Give all the lines below again, exactly, with no pictures.
++++
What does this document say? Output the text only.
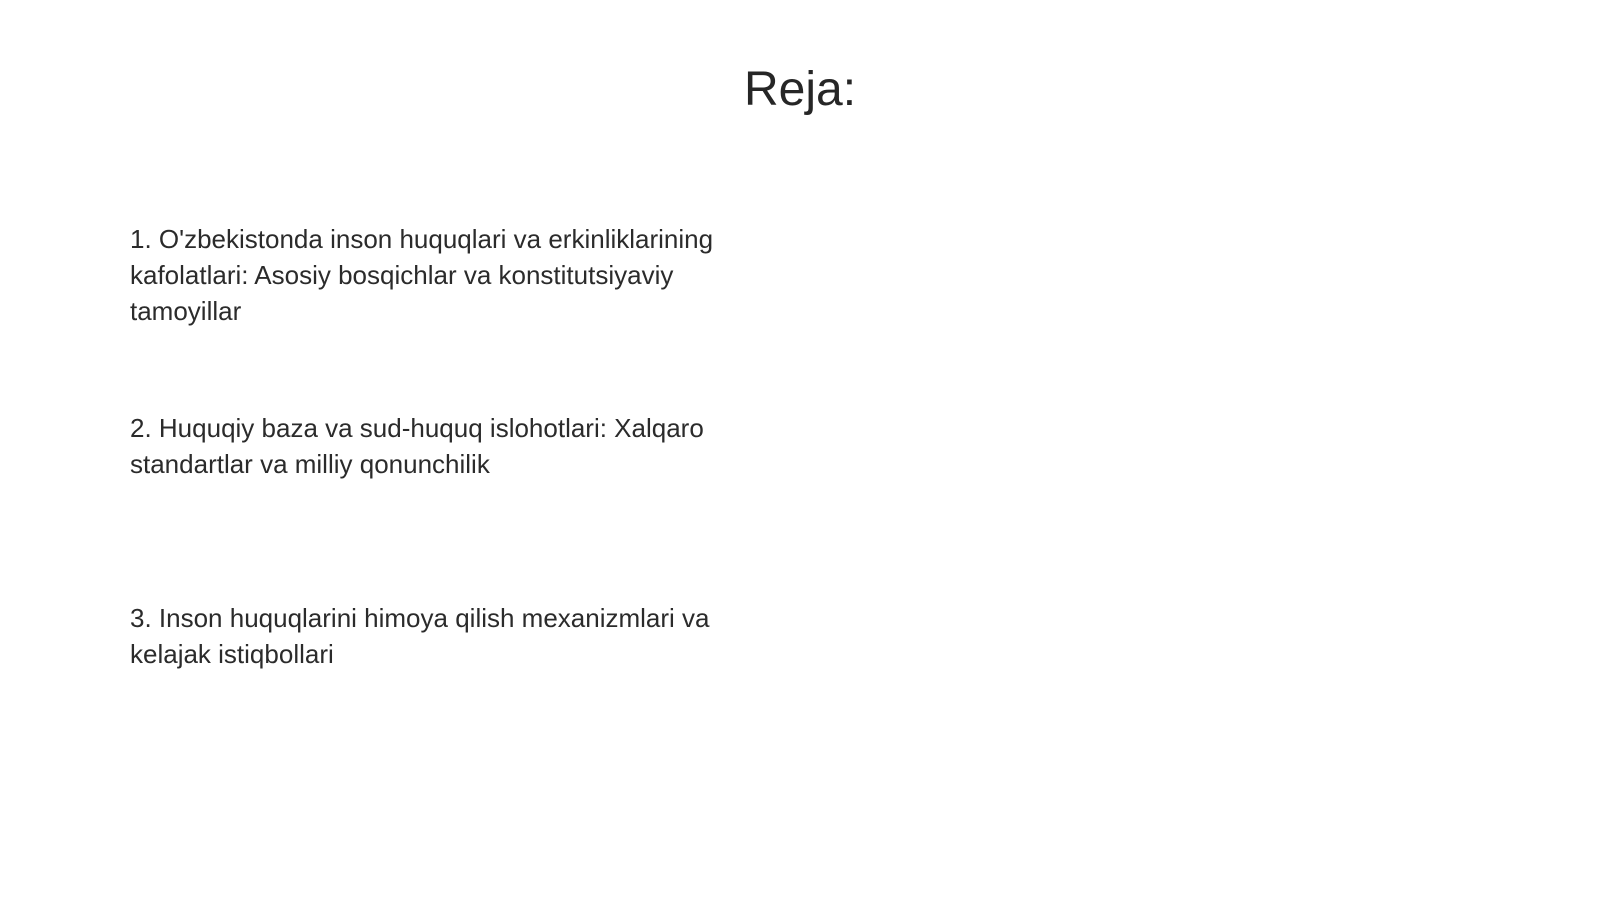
Reja:

1. O'zbekistonda inson huquqlari va erkinliklarining kafolatlari: Asosiy bosqichlar va konstitutsiyaviy tamoyillar

2. Huquqiy baza va sud-huquq islohotlari: Xalqaro standartlar va milliy qonunchilik

3. Inson huquqlarini himoya qilish mexanizmlari va kelajak istiqbollari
++++
» WORKED ANSWER:
What does this document say? Output the text only.
Reja:

1. O'zbekistonda inson huquqlari va erkinliklarining kafolatlari: Asosiy bosqichlar va konstitutsiyaviy tamoyillar

2. Huquqiy baza va sud-huquq islohotlari: Xalqaro standartlar va milliy qonunchilik

3. Inson huquqlarini himoya qilish mexanizmlari va kelajak istiqbollari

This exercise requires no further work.